WHAT THIS TASK INVOLVES:
Repeat the material verbatim. Images are excluded from the copy.

** Start RECORDS FOR PROCESSING **

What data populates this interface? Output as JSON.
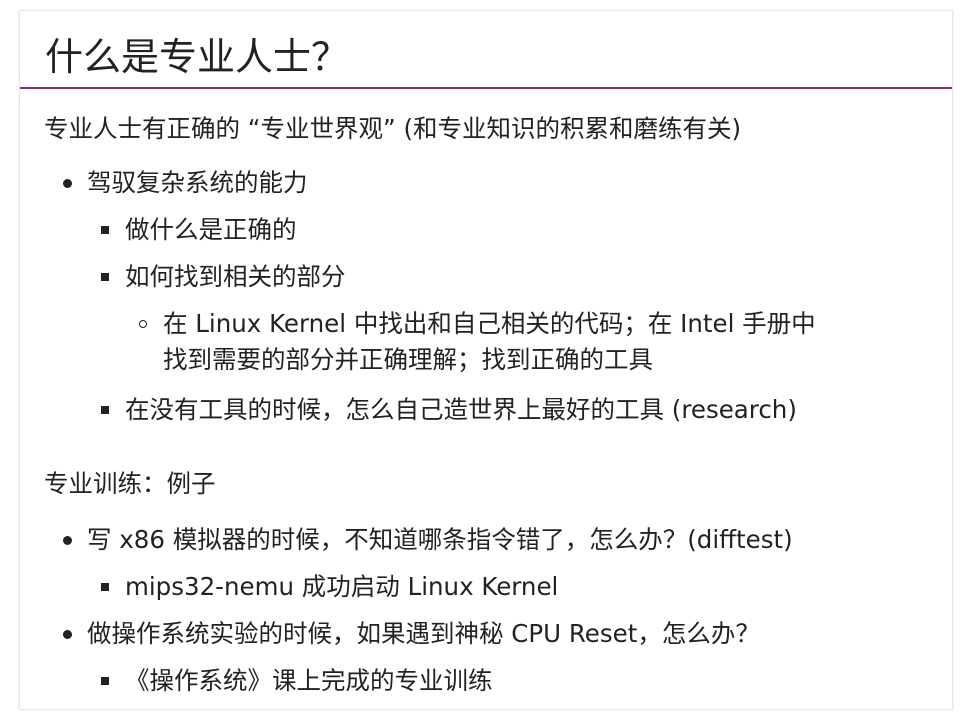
{
  "slide": {
    "title": "什么是专业人士？",
    "accent_color": "#8b2c7b"
  },
  "content": {
    "intro": "专业人士有正确的 “专业世界观” (和专业知识的积累和磨练有关)",
    "item_1": "驾驭复杂系统的能力",
    "item_1_1": "做什么是正确的",
    "item_1_2": "如何找到相关的部分",
    "item_1_2_1_line1": "在 Linux Kernel 中找出和自己相关的代码；在 Intel 手册中",
    "item_1_2_1_line2": "找到需要的部分并正确理解；找到正确的工具",
    "item_1_3": "在没有工具的时候，怎么自己造世界上最好的工具 (research)",
    "section_2": "专业训练：例子",
    "item_2": "写 x86 模拟器的时候，不知道哪条指令错了，怎么办？(difftest)",
    "item_2_1": "mips32-nemu 成功启动 Linux Kernel",
    "item_3": "做操作系统实验的时候，如果遇到神秘 CPU Reset，怎么办？",
    "item_3_1": "《操作系统》课上完成的专业训练"
  }
}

** End RECORDS FOR PROCESSING **

SOLUTION BELOW:
What data populates this interface? Output as JSON.
{
  "slide": {
    "title": "什么是专业人士？",
    "accent_color": "#8b2c7b"
  },
  "content": {
    "intro": "专业人士有正确的 “专业世界观” (和专业知识的积累和磨练有关)",
    "item_1": "驾驭复杂系统的能力",
    "item_1_1": "做什么是正确的",
    "item_1_2": "如何找到相关的部分",
    "item_1_2_1_line1": "在 Linux Kernel 中找出和自己相关的代码；在 Intel 手册中",
    "item_1_2_1_line2": "找到需要的部分并正确理解；找到正确的工具",
    "item_1_3": "在没有工具的时候，怎么自己造世界上最好的工具 (research)",
    "section_2": "专业训练：例子",
    "item_2": "写 x86 模拟器的时候，不知道哪条指令错了，怎么办？(difftest)",
    "item_2_1": "mips32-nemu 成功启动 Linux Kernel",
    "item_3": "做操作系统实验的时候，如果遇到神秘 CPU Reset，怎么办？",
    "item_3_1": "《操作系统》课上完成的专业训练"
  }
}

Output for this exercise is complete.